▶ [Stated task]: Look through the material below. Copy every line with the string "structured" in it.

▶ [Material supplied]:
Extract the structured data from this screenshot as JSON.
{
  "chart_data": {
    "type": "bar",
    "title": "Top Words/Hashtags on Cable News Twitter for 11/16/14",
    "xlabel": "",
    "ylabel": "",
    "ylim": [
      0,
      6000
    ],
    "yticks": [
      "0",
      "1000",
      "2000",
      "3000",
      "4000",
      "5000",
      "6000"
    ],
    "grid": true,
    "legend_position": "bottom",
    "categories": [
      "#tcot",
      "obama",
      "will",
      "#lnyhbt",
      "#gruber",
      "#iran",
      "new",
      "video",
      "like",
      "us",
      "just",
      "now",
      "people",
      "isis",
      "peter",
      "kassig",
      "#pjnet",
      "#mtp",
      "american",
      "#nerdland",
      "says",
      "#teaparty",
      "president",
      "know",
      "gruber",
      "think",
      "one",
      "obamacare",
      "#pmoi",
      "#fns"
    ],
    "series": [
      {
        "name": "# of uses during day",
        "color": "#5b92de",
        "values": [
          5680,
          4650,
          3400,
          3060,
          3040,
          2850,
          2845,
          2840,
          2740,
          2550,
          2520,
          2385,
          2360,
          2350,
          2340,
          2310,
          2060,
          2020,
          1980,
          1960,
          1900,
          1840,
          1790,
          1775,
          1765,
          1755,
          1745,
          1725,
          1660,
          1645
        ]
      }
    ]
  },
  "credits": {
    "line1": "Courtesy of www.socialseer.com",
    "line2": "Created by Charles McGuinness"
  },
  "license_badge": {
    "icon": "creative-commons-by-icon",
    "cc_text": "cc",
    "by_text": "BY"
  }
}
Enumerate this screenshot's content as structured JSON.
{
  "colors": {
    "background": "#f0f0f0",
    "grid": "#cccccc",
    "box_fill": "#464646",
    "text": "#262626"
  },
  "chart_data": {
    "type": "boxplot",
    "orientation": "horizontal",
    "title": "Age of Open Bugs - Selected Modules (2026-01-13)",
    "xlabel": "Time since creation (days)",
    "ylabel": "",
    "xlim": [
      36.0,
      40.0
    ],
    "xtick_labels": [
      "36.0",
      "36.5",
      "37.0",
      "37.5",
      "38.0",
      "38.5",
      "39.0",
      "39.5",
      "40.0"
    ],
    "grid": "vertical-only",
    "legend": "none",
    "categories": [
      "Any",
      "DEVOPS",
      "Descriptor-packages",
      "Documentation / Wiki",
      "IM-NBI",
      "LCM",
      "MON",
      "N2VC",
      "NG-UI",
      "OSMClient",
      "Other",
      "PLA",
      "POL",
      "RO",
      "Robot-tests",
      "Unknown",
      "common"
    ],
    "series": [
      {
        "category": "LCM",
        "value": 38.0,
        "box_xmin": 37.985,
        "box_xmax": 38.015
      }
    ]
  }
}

▶ [Response for this exercise]:
Extract the structured data from this screenshot as JSON.
Enumerate this screenshot's content as structured JSON.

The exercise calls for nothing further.